* _The problem_
Read the lines that follow and pick out every one containing the word "equations".

* _Data shown_
-- START --
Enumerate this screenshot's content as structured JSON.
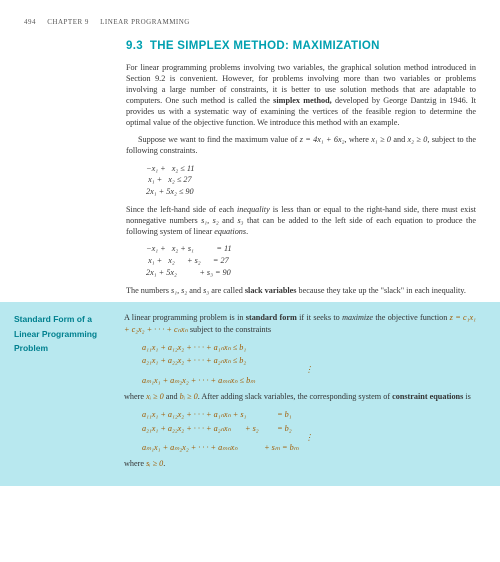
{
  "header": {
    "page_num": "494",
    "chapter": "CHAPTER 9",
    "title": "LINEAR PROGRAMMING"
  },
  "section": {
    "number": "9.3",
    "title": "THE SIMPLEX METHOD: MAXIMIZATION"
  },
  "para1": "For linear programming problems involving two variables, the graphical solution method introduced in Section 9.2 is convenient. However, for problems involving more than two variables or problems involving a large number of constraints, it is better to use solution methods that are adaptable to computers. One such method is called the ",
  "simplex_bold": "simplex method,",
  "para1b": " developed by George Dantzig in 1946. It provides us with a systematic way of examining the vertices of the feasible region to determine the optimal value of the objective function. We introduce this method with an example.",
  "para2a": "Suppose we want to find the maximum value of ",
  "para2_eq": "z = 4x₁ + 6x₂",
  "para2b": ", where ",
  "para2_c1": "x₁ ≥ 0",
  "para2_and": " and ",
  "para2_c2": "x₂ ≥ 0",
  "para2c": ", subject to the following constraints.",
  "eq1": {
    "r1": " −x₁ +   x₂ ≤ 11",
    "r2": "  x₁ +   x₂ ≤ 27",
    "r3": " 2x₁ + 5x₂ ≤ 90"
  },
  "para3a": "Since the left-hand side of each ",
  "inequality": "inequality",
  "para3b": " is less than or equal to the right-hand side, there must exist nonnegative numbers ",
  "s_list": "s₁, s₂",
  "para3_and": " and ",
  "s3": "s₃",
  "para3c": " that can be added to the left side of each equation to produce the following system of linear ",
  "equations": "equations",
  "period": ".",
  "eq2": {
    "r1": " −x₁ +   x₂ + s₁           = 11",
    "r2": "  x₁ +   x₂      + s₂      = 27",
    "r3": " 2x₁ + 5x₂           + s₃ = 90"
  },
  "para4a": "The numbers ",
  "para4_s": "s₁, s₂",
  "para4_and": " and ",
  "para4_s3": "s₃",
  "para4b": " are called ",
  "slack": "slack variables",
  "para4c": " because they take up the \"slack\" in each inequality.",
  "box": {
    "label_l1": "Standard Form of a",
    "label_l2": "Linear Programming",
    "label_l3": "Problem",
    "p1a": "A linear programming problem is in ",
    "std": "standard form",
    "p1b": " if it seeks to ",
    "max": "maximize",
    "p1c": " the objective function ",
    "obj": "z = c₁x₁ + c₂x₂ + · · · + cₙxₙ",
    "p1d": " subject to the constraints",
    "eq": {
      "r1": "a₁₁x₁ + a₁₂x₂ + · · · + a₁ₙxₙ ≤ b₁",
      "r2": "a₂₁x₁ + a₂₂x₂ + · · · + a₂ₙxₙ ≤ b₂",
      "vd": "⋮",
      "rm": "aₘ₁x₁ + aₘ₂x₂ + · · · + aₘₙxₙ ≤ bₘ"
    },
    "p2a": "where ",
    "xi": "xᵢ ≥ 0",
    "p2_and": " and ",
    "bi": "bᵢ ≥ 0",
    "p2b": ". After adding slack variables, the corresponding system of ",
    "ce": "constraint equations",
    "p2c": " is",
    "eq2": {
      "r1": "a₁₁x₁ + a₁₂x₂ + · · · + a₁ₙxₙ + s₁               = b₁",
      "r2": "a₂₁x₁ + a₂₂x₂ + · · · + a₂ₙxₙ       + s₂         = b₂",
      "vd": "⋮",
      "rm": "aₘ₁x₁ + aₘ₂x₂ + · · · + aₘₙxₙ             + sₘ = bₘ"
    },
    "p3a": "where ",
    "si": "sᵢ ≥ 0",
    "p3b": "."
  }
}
-- END --
* _Answer to this task_
  "equations": "equations",
    "ce": "constraint equations",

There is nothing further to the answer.